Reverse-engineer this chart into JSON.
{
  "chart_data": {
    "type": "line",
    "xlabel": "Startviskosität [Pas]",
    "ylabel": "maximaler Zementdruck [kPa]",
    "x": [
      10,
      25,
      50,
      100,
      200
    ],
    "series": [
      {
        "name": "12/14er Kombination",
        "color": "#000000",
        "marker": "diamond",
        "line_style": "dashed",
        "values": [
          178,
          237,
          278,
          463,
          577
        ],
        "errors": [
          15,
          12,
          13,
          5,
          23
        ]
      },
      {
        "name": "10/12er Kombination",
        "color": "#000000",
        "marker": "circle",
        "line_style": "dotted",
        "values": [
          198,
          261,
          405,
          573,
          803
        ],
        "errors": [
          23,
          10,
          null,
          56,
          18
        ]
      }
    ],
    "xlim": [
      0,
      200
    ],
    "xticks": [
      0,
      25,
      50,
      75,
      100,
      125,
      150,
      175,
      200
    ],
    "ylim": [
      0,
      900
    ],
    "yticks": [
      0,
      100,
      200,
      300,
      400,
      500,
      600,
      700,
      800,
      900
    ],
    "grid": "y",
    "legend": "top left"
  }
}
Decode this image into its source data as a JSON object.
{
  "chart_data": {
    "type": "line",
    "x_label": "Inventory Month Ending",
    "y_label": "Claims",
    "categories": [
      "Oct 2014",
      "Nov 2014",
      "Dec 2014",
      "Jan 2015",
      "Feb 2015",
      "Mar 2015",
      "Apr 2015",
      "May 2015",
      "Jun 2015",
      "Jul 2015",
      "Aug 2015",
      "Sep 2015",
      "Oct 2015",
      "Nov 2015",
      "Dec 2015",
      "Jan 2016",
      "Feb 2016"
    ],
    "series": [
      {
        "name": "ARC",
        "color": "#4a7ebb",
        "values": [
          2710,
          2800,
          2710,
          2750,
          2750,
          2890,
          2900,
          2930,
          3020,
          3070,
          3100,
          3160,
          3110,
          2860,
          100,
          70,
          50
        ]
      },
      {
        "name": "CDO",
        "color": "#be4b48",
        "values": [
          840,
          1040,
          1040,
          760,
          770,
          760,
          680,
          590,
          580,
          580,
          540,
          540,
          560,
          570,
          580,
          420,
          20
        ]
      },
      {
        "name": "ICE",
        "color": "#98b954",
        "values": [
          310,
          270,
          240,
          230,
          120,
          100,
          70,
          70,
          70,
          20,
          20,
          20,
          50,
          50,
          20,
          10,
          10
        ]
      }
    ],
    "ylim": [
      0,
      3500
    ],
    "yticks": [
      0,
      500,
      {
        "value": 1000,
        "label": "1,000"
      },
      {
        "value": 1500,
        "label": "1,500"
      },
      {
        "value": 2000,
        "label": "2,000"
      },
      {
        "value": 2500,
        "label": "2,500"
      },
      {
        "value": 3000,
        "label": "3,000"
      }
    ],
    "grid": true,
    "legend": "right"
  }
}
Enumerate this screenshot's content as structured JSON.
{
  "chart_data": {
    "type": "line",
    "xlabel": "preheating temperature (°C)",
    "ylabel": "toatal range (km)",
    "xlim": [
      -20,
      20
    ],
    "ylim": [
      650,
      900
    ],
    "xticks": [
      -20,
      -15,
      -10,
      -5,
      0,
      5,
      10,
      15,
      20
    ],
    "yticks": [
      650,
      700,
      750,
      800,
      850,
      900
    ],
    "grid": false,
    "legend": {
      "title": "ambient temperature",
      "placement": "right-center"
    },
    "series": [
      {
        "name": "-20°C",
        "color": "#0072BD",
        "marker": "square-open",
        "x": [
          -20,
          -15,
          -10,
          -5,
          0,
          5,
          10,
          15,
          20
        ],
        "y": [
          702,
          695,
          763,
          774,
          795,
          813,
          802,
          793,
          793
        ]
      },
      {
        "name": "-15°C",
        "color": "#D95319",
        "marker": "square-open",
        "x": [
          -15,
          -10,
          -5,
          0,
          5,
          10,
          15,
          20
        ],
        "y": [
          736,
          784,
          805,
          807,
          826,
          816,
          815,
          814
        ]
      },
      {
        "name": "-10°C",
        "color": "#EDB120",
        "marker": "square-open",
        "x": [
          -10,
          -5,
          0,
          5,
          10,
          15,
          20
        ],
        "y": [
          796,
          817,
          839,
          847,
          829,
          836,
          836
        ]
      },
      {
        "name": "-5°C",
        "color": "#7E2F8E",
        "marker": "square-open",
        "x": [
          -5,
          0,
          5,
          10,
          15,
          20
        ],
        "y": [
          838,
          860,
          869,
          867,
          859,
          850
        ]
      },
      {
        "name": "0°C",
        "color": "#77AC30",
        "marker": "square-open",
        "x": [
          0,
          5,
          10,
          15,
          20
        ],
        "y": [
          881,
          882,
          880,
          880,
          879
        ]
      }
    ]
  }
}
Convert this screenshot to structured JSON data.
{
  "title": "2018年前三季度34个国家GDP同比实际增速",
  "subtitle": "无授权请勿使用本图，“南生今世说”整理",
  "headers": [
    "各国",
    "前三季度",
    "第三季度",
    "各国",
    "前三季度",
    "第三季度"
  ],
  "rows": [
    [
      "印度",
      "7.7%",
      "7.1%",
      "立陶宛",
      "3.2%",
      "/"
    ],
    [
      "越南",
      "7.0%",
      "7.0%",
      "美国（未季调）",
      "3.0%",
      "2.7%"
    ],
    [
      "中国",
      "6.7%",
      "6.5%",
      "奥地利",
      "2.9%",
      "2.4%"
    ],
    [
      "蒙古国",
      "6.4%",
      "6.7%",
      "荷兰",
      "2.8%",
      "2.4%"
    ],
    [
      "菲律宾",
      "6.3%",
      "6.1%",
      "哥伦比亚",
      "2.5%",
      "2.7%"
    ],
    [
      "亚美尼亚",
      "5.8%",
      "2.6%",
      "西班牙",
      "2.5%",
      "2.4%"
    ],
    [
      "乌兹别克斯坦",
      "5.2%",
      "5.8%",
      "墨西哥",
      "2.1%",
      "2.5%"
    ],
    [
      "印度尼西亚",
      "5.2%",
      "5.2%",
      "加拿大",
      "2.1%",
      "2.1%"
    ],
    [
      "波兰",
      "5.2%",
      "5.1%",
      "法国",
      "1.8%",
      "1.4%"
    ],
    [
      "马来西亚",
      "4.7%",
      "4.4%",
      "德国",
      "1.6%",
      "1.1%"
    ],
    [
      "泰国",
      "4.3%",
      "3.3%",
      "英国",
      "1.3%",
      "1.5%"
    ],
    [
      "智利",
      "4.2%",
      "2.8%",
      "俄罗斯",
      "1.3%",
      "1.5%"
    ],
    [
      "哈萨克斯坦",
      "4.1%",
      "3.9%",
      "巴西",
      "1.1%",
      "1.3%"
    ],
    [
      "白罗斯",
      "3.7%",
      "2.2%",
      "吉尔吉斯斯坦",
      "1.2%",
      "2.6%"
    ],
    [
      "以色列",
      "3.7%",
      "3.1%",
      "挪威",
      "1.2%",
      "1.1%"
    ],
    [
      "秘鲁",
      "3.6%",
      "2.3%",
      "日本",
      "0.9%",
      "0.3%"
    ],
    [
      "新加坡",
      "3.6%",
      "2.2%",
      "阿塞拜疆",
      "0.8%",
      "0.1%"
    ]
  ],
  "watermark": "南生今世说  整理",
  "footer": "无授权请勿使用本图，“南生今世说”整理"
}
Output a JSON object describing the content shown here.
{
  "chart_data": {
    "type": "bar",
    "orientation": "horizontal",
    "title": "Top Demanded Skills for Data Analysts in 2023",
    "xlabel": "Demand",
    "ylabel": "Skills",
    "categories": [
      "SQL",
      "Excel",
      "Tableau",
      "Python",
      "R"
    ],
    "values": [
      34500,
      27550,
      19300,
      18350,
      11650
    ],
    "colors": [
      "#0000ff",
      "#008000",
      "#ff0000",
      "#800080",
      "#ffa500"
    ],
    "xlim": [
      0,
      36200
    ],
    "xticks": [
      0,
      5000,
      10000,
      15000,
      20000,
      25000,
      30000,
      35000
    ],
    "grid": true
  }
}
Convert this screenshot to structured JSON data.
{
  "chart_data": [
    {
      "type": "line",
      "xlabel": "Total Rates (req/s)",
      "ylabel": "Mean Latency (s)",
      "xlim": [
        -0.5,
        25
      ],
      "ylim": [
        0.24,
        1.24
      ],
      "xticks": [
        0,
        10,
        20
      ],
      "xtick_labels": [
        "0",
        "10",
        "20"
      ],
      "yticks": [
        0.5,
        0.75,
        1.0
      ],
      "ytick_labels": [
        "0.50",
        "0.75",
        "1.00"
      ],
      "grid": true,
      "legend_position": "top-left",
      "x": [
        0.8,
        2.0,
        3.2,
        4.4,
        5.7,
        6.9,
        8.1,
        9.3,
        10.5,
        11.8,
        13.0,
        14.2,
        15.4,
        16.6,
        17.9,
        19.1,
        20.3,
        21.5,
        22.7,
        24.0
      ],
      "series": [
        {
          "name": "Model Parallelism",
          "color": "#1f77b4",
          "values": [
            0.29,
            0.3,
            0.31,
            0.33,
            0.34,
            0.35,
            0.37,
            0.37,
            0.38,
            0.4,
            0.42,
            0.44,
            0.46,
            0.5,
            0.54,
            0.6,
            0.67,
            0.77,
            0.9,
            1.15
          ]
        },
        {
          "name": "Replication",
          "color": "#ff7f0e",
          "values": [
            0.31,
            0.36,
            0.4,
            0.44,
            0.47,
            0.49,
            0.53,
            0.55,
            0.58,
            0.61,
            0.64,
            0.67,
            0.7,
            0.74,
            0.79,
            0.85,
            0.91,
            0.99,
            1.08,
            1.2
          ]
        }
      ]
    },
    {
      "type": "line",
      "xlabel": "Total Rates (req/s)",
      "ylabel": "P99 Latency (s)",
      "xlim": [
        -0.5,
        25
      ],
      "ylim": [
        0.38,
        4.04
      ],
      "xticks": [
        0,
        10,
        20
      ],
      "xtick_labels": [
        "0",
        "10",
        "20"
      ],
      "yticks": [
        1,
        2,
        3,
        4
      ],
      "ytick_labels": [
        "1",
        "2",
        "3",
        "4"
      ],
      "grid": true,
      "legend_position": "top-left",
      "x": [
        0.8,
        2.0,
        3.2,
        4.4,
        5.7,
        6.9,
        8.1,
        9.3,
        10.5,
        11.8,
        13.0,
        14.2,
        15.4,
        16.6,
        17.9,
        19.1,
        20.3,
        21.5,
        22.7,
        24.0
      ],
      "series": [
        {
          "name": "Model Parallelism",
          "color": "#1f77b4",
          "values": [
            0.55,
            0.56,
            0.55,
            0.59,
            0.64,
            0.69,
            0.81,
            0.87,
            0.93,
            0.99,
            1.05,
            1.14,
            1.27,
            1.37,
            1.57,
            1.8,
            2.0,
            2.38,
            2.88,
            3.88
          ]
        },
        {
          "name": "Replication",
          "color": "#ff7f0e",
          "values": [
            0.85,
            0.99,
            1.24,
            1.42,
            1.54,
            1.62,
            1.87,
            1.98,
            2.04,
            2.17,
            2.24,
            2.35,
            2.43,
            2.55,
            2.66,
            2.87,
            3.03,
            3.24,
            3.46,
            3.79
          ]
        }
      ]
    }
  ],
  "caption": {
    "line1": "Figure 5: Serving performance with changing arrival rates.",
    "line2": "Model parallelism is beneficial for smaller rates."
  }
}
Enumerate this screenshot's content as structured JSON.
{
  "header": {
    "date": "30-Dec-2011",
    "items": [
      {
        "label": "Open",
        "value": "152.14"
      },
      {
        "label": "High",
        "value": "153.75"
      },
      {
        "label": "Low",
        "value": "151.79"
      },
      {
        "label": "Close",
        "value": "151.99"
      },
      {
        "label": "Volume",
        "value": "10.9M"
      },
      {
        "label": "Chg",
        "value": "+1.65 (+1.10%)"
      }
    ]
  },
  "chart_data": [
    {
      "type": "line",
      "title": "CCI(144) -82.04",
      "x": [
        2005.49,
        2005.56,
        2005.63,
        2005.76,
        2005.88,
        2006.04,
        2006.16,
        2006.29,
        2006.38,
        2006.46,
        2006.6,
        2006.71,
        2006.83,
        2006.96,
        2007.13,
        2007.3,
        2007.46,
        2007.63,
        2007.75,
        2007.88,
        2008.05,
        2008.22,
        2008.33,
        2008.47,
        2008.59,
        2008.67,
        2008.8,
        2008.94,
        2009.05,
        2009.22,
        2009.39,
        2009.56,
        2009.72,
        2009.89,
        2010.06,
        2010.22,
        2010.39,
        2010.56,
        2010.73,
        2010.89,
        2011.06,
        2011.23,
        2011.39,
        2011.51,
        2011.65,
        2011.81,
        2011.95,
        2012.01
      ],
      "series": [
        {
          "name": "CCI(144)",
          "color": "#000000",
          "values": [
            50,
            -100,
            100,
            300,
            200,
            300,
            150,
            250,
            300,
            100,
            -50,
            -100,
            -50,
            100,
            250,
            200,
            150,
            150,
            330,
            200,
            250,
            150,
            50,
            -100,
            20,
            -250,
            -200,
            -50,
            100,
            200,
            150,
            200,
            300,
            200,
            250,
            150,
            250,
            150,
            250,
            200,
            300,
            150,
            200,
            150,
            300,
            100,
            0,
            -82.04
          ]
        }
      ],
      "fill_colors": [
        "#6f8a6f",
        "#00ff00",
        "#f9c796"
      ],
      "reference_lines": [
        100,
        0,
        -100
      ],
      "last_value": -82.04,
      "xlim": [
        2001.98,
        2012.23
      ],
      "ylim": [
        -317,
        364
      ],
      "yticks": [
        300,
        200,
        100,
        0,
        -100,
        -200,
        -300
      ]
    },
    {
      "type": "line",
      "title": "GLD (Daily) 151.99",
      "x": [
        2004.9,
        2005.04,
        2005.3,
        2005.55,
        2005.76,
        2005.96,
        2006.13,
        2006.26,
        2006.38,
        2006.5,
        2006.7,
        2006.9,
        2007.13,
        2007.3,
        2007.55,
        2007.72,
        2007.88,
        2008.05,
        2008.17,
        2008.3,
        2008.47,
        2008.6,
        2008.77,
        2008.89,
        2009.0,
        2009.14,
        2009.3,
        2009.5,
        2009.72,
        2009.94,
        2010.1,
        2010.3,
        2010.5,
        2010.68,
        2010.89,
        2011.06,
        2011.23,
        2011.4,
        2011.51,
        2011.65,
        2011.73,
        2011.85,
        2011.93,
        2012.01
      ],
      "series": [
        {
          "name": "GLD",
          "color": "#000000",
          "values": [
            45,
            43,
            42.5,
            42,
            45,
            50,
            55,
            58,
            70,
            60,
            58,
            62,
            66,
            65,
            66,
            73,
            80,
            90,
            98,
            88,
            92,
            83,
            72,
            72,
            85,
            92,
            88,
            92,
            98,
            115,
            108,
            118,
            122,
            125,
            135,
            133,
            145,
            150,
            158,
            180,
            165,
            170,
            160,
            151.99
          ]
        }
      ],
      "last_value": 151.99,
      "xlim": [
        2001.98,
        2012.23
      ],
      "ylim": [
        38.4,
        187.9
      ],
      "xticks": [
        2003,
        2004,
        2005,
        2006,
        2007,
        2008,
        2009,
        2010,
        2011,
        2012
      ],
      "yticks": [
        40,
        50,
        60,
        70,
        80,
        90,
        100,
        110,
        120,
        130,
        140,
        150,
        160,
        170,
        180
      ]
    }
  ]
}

* [What the task requires]:
Return only the number of lines in the entries that contain the string "into".

* [Exercise answer]:
2